#### INPUT FOR THIS TASK
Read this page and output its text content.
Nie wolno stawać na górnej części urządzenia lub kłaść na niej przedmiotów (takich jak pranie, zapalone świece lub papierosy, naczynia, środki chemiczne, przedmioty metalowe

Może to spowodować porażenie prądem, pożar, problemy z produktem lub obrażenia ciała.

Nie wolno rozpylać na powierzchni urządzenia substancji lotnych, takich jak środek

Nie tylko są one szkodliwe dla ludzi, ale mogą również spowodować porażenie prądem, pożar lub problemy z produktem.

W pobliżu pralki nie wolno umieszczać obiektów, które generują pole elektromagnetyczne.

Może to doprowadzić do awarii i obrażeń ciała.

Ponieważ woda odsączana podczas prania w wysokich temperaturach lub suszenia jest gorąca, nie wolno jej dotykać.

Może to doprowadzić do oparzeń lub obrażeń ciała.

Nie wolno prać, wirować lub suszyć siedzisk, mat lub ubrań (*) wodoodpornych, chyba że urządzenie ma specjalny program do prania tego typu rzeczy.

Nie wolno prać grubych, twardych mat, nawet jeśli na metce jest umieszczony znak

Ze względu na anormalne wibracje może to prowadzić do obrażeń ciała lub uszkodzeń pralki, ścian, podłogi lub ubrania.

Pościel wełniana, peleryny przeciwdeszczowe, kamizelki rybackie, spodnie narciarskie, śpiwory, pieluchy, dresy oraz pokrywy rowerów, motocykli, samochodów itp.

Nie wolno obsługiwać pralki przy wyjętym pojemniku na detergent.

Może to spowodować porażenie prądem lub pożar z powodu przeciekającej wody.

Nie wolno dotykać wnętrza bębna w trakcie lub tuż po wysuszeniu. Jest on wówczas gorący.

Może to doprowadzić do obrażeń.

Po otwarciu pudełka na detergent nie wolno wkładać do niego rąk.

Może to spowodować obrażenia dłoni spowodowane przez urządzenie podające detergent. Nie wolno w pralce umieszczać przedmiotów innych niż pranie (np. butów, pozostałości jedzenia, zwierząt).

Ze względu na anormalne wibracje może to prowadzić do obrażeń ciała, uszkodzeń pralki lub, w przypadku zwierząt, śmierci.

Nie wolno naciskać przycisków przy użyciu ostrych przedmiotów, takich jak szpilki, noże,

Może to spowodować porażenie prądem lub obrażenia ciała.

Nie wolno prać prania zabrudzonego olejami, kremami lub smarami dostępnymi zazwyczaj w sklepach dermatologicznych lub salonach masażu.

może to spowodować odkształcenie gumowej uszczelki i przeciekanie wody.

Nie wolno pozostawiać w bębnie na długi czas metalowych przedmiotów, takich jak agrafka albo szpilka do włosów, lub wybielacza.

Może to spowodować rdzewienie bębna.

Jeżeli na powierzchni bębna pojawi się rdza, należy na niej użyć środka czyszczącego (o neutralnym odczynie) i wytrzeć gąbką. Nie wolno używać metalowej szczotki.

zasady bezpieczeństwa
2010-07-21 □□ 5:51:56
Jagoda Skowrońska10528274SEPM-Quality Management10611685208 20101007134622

#### BRIEF
Show each line holding the word "doprowadzić".

#### SOLUTION
Może to doprowadzić do awarii i obrażeń ciała.
Może to doprowadzić do oparzeń lub obrażeń ciała.
Może to doprowadzić do obrażeń.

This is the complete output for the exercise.